RECORDS PROVIDED:
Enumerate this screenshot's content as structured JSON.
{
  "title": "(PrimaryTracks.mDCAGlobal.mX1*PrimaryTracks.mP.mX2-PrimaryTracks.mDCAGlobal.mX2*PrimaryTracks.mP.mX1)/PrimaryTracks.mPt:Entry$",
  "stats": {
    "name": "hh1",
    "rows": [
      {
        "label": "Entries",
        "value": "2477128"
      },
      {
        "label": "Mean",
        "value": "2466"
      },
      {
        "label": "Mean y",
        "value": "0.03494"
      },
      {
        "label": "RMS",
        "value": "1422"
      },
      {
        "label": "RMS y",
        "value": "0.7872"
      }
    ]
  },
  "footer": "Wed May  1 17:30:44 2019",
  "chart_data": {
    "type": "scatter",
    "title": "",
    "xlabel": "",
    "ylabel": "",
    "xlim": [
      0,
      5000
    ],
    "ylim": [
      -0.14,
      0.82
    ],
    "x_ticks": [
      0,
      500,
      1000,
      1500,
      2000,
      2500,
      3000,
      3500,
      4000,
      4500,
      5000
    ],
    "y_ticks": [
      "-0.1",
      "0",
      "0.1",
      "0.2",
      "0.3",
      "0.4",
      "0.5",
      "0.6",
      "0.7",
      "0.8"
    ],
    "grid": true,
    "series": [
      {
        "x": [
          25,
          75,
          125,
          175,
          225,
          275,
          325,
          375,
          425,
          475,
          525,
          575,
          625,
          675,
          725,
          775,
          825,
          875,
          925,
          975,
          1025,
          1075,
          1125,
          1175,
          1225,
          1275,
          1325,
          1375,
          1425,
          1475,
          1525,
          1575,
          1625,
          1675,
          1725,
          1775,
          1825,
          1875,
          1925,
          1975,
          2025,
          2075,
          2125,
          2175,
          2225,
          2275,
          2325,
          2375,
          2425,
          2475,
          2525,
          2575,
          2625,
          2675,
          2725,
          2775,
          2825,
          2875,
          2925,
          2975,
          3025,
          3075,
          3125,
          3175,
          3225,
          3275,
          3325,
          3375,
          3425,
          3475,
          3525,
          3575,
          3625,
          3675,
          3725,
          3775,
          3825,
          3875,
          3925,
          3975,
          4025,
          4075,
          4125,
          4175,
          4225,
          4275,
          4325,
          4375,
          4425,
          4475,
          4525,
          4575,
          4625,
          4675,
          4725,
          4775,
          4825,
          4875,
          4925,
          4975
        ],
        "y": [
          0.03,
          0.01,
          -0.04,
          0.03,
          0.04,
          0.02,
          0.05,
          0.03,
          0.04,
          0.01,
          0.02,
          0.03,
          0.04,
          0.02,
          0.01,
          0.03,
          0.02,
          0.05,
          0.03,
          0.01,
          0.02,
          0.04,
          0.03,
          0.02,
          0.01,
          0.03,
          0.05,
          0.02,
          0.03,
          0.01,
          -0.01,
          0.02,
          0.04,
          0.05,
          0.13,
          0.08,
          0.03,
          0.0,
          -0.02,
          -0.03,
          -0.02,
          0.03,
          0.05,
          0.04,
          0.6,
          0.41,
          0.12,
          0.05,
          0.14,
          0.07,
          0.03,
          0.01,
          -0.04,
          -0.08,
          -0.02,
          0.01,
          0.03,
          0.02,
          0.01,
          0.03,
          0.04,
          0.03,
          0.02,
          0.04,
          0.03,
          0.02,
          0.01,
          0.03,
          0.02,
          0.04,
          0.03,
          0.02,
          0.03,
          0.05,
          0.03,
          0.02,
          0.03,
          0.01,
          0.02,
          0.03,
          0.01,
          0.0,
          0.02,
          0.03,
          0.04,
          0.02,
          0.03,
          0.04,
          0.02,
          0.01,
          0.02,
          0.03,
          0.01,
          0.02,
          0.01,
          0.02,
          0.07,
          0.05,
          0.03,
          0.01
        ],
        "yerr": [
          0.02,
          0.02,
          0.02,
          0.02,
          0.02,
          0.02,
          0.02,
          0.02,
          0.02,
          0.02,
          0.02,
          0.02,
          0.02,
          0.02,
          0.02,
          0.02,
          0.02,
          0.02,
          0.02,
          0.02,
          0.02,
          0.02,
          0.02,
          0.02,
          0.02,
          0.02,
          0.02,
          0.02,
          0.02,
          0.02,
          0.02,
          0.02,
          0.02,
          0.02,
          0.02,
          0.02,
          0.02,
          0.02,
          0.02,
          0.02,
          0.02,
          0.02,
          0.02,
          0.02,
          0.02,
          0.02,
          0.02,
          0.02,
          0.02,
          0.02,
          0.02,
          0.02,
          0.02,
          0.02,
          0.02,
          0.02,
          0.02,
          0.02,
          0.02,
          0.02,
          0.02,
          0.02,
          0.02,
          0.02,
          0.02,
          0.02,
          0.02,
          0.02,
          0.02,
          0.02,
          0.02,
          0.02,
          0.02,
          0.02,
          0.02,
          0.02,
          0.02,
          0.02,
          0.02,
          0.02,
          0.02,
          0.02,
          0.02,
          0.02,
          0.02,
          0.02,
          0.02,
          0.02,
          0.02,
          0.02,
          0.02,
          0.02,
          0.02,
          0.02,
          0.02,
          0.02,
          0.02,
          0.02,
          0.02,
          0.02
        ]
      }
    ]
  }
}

TASK INSTRUCTIONS: The records above should be returned exactly.

RESULT OF THE TASK:
Enumerate this screenshot's content as structured JSON.
{
  "title": "(PrimaryTracks.mDCAGlobal.mX1*PrimaryTracks.mP.mX2-PrimaryTracks.mDCAGlobal.mX2*PrimaryTracks.mP.mX1)/PrimaryTracks.mPt:Entry$",
  "stats": {
    "name": "hh1",
    "rows": [
      {
        "label": "Entries",
        "value": "2477128"
      },
      {
        "label": "Mean",
        "value": "2466"
      },
      {
        "label": "Mean y",
        "value": "0.03494"
      },
      {
        "label": "RMS",
        "value": "1422"
      },
      {
        "label": "RMS y",
        "value": "0.7872"
      }
    ]
  },
  "footer": "Wed May  1 17:30:44 2019",
  "chart_data": {
    "type": "scatter",
    "title": "",
    "xlabel": "",
    "ylabel": "",
    "xlim": [
      0,
      5000
    ],
    "ylim": [
      -0.14,
      0.82
    ],
    "x_ticks": [
      0,
      500,
      1000,
      1500,
      2000,
      2500,
      3000,
      3500,
      4000,
      4500,
      5000
    ],
    "y_ticks": [
      "-0.1",
      "0",
      "0.1",
      "0.2",
      "0.3",
      "0.4",
      "0.5",
      "0.6",
      "0.7",
      "0.8"
    ],
    "grid": true,
    "series": [
      {
        "x": [
          25,
          75,
          125,
          175,
          225,
          275,
          325,
          375,
          425,
          475,
          525,
          575,
          625,
          675,
          725,
          775,
          825,
          875,
          925,
          975,
          1025,
          1075,
          1125,
          1175,
          1225,
          1275,
          1325,
          1375,
          1425,
          1475,
          1525,
          1575,
          1625,
          1675,
          1725,
          1775,
          1825,
          1875,
          1925,
          1975,
          2025,
          2075,
          2125,
          2175,
          2225,
          2275,
          2325,
          2375,
          2425,
          2475,
          2525,
          2575,
          2625,
          2675,
          2725,
          2775,
          2825,
          2875,
          2925,
          2975,
          3025,
          3075,
          3125,
          3175,
          3225,
          3275,
          3325,
          3375,
          3425,
          3475,
          3525,
          3575,
          3625,
          3675,
          3725,
          3775,
          3825,
          3875,
          3925,
          3975,
          4025,
          4075,
          4125,
          4175,
          4225,
          4275,
          4325,
          4375,
          4425,
          4475,
          4525,
          4575,
          4625,
          4675,
          4725,
          4775,
          4825,
          4875,
          4925,
          4975
        ],
        "y": [
          0.03,
          0.01,
          -0.04,
          0.03,
          0.04,
          0.02,
          0.05,
          0.03,
          0.04,
          0.01,
          0.02,
          0.03,
          0.04,
          0.02,
          0.01,
          0.03,
          0.02,
          0.05,
          0.03,
          0.01,
          0.02,
          0.04,
          0.03,
          0.02,
          0.01,
          0.03,
          0.05,
          0.02,
          0.03,
          0.01,
          -0.01,
          0.02,
          0.04,
          0.05,
          0.13,
          0.08,
          0.03,
          0.0,
          -0.02,
          -0.03,
          -0.02,
          0.03,
          0.05,
          0.04,
          0.6,
          0.41,
          0.12,
          0.05,
          0.14,
          0.07,
          0.03,
          0.01,
          -0.04,
          -0.08,
          -0.02,
          0.01,
          0.03,
          0.02,
          0.01,
          0.03,
          0.04,
          0.03,
          0.02,
          0.04,
          0.03,
          0.02,
          0.01,
          0.03,
          0.02,
          0.04,
          0.03,
          0.02,
          0.03,
          0.05,
          0.03,
          0.02,
          0.03,
          0.01,
          0.02,
          0.03,
          0.01,
          0.0,
          0.02,
          0.03,
          0.04,
          0.02,
          0.03,
          0.04,
          0.02,
          0.01,
          0.02,
          0.03,
          0.01,
          0.02,
          0.01,
          0.02,
          0.07,
          0.05,
          0.03,
          0.01
        ],
        "yerr": [
          0.02,
          0.02,
          0.02,
          0.02,
          0.02,
          0.02,
          0.02,
          0.02,
          0.02,
          0.02,
          0.02,
          0.02,
          0.02,
          0.02,
          0.02,
          0.02,
          0.02,
          0.02,
          0.02,
          0.02,
          0.02,
          0.02,
          0.02,
          0.02,
          0.02,
          0.02,
          0.02,
          0.02,
          0.02,
          0.02,
          0.02,
          0.02,
          0.02,
          0.02,
          0.02,
          0.02,
          0.02,
          0.02,
          0.02,
          0.02,
          0.02,
          0.02,
          0.02,
          0.02,
          0.02,
          0.02,
          0.02,
          0.02,
          0.02,
          0.02,
          0.02,
          0.02,
          0.02,
          0.02,
          0.02,
          0.02,
          0.02,
          0.02,
          0.02,
          0.02,
          0.02,
          0.02,
          0.02,
          0.02,
          0.02,
          0.02,
          0.02,
          0.02,
          0.02,
          0.02,
          0.02,
          0.02,
          0.02,
          0.02,
          0.02,
          0.02,
          0.02,
          0.02,
          0.02,
          0.02,
          0.02,
          0.02,
          0.02,
          0.02,
          0.02,
          0.02,
          0.02,
          0.02,
          0.02,
          0.02,
          0.02,
          0.02,
          0.02,
          0.02,
          0.02,
          0.02,
          0.02,
          0.02,
          0.02,
          0.02
        ]
      }
    ]
  }
}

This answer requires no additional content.